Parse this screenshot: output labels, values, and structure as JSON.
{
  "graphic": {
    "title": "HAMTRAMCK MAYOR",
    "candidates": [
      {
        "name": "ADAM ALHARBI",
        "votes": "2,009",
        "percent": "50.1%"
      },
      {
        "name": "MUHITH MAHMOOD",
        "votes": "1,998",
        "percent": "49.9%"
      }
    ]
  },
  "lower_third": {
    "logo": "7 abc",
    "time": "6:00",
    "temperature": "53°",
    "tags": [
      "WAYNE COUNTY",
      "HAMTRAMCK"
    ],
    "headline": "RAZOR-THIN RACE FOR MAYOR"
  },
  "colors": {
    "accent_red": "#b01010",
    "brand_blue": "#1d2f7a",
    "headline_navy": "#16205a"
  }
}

□ □ □ □

What is needed:
Nothing in the listing may be changed; retype it all exactly.

Exercise output:
Parse this screenshot: output labels, values, and structure as JSON.
{
  "graphic": {
    "title": "HAMTRAMCK MAYOR",
    "candidates": [
      {
        "name": "ADAM ALHARBI",
        "votes": "2,009",
        "percent": "50.1%"
      },
      {
        "name": "MUHITH MAHMOOD",
        "votes": "1,998",
        "percent": "49.9%"
      }
    ]
  },
  "lower_third": {
    "logo": "7 abc",
    "time": "6:00",
    "temperature": "53°",
    "tags": [
      "WAYNE COUNTY",
      "HAMTRAMCK"
    ],
    "headline": "RAZOR-THIN RACE FOR MAYOR"
  },
  "colors": {
    "accent_red": "#b01010",
    "brand_blue": "#1d2f7a",
    "headline_navy": "#16205a"
  }
}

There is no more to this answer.